* [Exercise requirements]:
Copy each line that holds "correct".

Entries taken from a collection

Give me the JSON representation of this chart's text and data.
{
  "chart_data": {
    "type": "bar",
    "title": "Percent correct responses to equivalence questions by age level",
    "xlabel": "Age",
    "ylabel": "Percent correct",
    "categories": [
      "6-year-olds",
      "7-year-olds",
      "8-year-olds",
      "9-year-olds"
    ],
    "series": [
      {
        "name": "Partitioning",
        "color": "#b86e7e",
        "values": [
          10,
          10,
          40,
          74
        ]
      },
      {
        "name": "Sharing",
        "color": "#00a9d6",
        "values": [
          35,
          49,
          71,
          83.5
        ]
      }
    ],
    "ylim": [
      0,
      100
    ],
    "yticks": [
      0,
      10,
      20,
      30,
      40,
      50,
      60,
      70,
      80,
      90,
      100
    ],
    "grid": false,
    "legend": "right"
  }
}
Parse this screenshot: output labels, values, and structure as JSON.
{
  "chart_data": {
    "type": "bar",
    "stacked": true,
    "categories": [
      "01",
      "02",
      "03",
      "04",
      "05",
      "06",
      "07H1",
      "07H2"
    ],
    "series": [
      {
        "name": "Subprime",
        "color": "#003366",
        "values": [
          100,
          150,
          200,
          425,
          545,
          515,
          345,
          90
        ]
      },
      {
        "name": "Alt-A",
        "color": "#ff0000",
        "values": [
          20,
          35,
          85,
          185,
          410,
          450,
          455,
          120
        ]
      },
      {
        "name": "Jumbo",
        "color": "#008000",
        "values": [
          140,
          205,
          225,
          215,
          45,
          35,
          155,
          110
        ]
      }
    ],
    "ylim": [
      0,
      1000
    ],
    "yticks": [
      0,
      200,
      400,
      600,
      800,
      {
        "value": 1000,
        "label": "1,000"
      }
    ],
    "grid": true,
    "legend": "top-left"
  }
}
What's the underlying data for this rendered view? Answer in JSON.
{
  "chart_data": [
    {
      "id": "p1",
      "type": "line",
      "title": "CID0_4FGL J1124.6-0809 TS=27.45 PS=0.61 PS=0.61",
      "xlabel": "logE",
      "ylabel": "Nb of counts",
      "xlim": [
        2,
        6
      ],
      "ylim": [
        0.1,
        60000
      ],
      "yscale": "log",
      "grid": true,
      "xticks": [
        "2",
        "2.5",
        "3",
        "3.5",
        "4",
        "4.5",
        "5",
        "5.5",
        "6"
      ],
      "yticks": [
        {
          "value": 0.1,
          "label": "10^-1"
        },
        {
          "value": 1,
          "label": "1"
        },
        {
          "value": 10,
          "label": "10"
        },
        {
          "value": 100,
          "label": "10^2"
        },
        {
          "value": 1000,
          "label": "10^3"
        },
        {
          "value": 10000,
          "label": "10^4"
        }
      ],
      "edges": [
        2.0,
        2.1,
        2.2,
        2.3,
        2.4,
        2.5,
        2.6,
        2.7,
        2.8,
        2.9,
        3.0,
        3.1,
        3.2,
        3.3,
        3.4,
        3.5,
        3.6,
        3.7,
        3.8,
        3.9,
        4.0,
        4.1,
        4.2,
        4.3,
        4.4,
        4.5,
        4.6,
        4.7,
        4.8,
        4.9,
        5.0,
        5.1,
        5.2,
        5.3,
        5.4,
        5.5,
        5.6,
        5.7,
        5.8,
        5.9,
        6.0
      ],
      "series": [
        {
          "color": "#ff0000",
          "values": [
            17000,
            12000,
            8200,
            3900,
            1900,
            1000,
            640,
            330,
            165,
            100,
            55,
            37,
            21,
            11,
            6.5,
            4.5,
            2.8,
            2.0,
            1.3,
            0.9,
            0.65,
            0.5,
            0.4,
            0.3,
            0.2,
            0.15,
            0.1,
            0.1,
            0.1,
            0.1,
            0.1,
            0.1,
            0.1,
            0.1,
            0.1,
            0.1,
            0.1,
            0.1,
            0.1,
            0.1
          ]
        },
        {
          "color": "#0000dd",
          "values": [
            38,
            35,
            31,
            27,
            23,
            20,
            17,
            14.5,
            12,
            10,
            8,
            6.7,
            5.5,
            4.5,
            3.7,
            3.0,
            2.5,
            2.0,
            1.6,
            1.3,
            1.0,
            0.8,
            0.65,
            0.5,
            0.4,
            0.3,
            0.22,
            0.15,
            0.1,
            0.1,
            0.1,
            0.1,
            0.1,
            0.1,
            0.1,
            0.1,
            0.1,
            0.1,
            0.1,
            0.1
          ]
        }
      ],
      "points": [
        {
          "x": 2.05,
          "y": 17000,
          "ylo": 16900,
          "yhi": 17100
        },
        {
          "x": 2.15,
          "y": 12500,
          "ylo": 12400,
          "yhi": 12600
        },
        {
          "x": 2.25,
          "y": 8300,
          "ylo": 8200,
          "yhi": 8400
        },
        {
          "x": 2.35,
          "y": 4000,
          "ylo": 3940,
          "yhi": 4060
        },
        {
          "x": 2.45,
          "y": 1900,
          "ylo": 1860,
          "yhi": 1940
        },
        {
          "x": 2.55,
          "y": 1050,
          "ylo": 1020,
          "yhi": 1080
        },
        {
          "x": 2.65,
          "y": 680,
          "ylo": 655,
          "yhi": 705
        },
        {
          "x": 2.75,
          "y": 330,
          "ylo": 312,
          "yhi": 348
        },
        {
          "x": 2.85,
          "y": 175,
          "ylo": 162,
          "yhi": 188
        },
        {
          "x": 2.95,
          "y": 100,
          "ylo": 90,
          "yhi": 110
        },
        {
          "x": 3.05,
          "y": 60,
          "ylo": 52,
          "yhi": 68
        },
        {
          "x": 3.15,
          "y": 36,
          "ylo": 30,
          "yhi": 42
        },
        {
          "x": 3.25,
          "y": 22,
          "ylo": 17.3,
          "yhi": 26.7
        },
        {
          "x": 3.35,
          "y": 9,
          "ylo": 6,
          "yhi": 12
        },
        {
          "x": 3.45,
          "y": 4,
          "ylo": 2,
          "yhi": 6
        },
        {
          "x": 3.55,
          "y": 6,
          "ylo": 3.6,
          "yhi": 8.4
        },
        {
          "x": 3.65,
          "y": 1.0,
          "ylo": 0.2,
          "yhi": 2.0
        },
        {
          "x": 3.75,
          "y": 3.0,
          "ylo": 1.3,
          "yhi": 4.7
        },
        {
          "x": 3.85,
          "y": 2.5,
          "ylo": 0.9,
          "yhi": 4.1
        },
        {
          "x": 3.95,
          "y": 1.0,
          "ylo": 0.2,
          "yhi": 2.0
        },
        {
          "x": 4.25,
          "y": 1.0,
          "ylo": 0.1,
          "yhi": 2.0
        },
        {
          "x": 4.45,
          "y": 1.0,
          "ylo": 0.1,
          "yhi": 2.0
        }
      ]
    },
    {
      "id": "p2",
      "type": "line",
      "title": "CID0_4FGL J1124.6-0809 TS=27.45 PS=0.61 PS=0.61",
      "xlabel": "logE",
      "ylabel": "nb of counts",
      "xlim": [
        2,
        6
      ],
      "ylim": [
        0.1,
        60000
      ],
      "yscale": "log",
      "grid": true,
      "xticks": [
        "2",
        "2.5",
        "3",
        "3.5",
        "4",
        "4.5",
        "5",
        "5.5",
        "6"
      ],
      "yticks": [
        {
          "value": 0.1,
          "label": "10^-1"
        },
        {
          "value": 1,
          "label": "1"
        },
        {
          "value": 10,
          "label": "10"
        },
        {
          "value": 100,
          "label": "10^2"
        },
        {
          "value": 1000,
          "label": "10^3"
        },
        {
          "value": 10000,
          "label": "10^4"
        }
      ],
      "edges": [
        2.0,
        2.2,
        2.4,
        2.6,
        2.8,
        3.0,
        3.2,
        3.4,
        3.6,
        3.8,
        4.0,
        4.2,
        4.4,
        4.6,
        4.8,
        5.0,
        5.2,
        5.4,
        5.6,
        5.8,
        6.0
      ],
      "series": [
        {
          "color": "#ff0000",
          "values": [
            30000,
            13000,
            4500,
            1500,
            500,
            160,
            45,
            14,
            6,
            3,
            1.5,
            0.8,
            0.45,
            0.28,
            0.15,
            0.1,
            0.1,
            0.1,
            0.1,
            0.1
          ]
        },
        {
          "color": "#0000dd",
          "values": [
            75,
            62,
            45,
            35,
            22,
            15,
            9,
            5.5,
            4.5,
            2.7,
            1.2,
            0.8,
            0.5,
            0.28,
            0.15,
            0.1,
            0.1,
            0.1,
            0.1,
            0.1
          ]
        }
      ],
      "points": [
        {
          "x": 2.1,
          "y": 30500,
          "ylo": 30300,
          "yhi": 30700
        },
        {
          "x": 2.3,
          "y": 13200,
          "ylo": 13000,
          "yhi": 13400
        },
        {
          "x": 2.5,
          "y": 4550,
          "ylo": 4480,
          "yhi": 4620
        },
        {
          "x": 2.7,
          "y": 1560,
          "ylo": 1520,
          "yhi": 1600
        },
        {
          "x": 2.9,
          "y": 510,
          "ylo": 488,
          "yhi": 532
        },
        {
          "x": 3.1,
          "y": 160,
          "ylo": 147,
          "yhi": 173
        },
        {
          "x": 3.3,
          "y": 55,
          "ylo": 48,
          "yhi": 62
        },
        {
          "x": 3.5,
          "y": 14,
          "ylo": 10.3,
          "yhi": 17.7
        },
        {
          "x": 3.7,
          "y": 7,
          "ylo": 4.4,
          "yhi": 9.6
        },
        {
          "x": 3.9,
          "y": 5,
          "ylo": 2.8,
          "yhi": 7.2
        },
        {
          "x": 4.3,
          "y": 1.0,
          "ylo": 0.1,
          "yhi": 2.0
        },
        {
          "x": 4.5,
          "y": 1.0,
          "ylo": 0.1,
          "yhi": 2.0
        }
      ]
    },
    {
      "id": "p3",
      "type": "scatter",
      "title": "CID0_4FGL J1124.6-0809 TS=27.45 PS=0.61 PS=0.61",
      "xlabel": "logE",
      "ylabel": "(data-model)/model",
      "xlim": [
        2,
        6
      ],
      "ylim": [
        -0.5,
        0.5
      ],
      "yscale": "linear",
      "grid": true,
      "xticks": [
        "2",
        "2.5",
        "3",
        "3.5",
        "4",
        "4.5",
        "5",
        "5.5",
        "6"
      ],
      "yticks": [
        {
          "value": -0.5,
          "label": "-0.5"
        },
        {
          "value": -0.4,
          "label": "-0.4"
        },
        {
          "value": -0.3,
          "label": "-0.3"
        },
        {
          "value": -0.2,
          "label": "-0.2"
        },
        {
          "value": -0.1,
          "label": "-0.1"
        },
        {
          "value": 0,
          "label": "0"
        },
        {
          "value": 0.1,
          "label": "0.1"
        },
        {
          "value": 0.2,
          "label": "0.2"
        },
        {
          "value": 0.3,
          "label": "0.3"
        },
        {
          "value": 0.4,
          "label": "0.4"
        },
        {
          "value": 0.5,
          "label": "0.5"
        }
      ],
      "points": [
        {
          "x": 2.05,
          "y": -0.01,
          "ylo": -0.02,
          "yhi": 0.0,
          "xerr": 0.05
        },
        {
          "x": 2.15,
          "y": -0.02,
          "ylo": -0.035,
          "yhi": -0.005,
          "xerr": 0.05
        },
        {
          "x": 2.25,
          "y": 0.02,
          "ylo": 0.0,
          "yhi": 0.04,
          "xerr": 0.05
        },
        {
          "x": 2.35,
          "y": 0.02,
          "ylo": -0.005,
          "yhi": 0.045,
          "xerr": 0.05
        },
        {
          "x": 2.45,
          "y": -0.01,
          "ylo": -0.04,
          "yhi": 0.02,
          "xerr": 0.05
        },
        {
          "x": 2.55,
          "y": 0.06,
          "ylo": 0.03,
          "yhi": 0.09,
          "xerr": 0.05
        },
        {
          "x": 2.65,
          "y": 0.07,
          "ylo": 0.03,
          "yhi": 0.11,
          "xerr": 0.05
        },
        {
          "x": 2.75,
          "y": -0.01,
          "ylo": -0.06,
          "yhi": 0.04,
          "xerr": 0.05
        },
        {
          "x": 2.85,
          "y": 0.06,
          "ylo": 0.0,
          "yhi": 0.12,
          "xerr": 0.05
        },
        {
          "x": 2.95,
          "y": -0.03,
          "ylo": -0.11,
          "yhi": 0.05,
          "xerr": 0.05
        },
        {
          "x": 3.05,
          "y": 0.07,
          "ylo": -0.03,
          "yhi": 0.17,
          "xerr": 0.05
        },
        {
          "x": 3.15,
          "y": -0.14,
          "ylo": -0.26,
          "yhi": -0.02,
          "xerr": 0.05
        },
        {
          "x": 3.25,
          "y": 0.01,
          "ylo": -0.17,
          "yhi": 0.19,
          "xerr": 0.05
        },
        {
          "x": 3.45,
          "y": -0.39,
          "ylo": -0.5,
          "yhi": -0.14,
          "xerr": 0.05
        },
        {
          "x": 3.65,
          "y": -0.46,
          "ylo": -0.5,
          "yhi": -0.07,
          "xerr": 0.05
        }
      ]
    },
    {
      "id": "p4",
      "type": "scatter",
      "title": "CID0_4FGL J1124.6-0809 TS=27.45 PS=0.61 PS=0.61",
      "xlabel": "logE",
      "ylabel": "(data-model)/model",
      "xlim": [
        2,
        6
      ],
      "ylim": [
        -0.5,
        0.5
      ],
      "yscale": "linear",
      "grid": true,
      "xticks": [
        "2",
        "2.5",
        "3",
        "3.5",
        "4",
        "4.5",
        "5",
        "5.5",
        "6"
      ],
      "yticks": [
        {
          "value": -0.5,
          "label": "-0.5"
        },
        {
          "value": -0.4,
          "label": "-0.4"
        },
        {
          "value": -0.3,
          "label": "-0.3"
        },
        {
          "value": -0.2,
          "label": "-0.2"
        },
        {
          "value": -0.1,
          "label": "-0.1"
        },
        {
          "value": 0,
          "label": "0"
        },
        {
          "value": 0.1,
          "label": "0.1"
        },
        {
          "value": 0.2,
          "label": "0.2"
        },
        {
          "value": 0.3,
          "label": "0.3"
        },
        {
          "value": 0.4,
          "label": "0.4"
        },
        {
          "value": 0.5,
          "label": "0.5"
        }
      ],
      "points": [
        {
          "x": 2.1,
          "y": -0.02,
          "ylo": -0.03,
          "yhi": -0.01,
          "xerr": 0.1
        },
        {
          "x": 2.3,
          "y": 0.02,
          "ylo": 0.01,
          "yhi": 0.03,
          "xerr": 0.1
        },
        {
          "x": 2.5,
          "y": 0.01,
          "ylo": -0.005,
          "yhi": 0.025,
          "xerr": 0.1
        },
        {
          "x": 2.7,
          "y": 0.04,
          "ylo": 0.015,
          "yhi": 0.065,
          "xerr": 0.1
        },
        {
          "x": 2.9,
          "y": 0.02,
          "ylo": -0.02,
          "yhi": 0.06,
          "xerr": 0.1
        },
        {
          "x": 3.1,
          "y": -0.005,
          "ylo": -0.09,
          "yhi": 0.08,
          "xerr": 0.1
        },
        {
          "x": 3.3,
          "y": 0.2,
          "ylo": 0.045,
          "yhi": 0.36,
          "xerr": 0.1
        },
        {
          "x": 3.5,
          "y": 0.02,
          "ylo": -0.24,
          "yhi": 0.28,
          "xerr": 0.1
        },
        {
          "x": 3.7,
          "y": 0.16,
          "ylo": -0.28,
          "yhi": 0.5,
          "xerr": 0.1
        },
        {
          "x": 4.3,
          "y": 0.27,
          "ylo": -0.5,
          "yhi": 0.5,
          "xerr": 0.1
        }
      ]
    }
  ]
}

* [Written answer]:
    "title": "Percent correct responses to equivalence questions by age level",
    "ylabel": "Percent correct",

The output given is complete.